Task description: Where a line in the listing below contains the word "Epoch", copy that line.

Records:
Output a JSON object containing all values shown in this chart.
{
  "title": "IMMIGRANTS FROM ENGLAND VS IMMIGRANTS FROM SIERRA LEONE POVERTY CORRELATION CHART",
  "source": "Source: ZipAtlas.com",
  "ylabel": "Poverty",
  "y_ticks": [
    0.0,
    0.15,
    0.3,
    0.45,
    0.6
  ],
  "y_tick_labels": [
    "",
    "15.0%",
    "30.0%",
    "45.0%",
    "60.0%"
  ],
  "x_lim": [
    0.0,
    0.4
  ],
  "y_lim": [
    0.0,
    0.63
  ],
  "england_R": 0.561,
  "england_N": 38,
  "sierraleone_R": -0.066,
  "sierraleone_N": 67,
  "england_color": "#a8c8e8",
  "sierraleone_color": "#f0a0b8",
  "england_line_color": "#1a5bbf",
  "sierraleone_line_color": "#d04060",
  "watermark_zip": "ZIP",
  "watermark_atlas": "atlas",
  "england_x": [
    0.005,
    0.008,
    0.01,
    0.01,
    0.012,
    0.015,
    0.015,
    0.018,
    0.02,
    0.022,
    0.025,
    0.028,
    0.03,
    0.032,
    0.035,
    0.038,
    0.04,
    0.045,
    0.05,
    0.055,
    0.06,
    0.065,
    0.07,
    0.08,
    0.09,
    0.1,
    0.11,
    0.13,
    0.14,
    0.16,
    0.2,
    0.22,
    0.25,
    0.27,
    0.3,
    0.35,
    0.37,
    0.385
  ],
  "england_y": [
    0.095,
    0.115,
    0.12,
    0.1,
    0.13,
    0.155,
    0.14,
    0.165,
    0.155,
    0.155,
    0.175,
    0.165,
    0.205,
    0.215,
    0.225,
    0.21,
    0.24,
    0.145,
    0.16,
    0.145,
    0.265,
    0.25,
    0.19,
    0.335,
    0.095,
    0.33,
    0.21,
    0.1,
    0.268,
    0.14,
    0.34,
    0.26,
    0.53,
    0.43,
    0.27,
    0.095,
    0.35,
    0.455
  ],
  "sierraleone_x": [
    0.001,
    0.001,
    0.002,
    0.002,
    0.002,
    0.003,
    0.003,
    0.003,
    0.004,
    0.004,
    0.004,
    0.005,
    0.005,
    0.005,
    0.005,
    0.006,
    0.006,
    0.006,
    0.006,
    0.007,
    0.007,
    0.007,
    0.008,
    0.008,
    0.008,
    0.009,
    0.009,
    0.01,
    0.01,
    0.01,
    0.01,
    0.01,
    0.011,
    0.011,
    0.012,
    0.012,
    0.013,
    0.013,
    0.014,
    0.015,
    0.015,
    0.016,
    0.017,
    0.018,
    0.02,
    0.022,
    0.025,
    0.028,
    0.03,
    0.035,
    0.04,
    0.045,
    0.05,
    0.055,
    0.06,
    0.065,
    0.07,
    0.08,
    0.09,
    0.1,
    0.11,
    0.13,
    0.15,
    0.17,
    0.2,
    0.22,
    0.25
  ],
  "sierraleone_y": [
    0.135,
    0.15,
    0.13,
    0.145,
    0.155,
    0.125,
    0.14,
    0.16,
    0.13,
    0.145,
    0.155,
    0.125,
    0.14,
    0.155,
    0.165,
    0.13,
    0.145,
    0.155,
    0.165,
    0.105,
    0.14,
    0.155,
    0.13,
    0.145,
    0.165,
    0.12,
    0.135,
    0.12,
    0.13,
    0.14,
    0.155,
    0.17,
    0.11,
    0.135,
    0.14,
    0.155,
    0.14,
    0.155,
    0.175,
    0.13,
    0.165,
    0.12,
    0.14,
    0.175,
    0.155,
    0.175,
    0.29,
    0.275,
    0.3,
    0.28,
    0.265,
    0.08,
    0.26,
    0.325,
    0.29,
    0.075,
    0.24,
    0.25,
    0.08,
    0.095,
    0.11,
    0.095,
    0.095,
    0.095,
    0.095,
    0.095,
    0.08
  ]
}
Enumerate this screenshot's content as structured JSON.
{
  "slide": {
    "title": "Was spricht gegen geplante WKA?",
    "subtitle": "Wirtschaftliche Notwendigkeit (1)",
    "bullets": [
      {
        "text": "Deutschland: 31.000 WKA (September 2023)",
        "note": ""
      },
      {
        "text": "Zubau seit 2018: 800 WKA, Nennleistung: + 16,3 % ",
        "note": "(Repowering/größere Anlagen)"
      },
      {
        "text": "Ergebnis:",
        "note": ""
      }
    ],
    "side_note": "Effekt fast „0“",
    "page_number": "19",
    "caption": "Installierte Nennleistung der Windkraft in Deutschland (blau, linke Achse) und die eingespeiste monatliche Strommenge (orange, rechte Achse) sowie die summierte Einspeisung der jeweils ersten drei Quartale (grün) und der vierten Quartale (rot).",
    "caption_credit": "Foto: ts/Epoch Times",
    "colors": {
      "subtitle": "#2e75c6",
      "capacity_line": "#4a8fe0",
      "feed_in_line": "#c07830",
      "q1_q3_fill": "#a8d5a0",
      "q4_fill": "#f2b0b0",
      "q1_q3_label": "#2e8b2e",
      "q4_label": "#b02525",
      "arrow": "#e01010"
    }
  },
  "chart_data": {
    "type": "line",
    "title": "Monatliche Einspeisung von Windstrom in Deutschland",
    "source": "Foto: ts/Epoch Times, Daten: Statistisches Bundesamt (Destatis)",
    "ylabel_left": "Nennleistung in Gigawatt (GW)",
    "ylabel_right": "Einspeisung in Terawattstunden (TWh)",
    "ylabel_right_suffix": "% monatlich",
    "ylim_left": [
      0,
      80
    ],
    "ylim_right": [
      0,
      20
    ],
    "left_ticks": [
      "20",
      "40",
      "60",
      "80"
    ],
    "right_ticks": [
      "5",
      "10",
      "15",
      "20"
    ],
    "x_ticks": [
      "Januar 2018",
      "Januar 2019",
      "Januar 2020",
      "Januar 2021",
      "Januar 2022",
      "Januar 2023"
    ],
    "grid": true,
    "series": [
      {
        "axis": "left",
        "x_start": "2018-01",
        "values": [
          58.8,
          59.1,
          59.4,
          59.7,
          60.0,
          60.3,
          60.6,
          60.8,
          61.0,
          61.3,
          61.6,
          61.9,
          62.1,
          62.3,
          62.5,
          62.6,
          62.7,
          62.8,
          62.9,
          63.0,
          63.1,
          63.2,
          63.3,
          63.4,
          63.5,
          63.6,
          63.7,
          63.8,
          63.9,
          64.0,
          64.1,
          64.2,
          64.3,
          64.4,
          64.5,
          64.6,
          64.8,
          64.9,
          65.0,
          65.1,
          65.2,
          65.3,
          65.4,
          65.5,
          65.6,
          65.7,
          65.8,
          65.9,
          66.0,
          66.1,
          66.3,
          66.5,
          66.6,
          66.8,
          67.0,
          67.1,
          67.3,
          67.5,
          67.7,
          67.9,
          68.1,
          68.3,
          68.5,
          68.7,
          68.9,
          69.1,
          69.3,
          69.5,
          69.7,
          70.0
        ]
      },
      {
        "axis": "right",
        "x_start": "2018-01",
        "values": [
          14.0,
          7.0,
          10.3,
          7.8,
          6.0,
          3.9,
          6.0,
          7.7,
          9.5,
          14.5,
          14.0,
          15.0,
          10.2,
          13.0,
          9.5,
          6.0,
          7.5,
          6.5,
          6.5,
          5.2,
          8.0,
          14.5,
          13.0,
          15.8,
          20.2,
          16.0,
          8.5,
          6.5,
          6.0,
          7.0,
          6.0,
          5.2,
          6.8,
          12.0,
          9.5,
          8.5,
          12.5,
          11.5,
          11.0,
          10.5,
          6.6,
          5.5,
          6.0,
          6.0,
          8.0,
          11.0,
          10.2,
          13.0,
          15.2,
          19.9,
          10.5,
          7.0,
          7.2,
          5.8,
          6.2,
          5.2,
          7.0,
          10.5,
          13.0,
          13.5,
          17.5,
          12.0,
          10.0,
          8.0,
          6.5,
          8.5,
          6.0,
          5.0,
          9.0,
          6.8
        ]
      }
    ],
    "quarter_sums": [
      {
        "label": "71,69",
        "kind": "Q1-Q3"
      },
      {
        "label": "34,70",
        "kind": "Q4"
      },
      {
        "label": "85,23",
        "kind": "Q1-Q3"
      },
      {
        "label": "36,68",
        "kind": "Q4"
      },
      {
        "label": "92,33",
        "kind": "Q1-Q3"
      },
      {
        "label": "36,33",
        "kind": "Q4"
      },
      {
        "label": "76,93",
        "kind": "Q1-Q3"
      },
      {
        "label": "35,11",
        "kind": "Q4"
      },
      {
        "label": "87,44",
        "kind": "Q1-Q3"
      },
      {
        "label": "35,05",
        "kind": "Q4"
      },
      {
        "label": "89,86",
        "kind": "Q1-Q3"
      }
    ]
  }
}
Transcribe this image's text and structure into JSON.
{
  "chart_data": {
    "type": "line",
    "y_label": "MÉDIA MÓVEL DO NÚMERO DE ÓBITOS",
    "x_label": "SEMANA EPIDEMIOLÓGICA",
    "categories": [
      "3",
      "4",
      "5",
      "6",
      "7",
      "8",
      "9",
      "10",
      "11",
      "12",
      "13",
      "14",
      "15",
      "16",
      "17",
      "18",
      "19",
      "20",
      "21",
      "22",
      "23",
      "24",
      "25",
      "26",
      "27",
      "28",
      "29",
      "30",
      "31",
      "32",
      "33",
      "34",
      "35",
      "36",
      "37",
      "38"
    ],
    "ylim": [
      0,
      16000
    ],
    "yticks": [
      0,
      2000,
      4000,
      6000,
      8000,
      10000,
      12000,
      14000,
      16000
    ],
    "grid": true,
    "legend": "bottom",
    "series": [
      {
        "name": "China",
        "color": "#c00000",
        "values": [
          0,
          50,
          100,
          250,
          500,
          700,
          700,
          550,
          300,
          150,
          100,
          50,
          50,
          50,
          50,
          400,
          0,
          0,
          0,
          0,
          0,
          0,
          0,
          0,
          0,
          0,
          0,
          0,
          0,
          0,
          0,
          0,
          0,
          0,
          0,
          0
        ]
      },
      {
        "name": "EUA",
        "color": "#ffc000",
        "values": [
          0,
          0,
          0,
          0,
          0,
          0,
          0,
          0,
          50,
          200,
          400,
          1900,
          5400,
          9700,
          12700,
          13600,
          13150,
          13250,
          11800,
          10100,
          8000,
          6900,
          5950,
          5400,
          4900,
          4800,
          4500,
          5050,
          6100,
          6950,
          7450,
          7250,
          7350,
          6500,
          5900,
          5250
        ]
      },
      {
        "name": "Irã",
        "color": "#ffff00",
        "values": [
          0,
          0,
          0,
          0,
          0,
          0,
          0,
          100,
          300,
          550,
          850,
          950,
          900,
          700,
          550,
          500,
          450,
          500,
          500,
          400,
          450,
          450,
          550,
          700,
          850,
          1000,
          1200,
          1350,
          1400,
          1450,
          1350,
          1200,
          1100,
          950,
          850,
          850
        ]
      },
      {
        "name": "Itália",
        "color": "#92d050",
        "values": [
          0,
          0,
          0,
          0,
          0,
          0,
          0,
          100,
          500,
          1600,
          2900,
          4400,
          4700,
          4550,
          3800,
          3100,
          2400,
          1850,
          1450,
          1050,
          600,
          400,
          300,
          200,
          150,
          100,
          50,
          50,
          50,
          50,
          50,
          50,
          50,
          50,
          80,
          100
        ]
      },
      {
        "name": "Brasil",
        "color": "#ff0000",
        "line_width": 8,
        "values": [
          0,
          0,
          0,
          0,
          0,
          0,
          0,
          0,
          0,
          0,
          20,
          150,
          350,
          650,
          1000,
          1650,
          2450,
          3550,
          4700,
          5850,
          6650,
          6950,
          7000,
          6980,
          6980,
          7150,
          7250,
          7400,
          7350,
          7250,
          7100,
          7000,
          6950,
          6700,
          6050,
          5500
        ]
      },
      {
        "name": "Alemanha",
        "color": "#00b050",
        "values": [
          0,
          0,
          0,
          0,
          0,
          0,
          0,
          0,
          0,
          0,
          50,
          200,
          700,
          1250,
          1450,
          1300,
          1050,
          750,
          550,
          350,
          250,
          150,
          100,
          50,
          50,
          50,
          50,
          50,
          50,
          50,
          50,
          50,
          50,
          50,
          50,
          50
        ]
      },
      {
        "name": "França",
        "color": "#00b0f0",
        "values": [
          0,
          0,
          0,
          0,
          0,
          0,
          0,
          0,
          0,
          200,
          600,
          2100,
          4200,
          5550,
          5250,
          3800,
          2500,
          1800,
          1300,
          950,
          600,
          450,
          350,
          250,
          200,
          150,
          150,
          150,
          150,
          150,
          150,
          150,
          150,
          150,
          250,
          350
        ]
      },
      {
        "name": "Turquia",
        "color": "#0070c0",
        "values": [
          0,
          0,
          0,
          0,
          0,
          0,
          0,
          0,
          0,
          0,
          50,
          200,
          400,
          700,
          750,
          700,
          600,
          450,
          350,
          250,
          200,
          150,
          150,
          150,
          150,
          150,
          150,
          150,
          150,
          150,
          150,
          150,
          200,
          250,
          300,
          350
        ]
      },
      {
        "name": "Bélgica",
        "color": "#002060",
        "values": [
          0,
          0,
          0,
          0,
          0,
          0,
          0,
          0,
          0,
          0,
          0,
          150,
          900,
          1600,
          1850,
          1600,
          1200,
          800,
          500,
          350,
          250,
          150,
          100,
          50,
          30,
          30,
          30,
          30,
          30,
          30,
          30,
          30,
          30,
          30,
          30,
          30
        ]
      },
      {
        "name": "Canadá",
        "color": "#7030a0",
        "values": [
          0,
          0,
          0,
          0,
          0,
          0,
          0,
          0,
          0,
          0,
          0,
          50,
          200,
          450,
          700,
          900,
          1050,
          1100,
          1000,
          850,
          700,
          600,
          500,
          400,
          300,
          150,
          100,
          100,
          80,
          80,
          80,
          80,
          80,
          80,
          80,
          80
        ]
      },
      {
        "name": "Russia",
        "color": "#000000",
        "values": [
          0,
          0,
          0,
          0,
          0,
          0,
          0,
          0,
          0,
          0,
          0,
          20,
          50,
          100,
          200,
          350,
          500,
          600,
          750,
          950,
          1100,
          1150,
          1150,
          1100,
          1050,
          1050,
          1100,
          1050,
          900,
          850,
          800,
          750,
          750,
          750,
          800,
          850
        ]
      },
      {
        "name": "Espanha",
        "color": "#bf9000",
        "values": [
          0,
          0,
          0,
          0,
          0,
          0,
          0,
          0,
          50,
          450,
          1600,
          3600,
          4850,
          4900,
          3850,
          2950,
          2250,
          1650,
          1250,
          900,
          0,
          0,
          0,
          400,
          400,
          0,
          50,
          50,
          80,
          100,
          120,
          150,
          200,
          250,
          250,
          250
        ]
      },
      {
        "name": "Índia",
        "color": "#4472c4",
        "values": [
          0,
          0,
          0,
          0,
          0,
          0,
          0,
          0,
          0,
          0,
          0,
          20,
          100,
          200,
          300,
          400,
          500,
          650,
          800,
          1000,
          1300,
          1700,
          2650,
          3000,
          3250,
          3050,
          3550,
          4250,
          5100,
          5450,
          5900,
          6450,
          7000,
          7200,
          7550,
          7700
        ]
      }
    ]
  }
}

Reply to the task:
    "caption_credit": "Foto: ts/Epoch Times",
    "source": "Foto: ts/Epoch Times, Daten: Statistisches Bundesamt (Destatis)",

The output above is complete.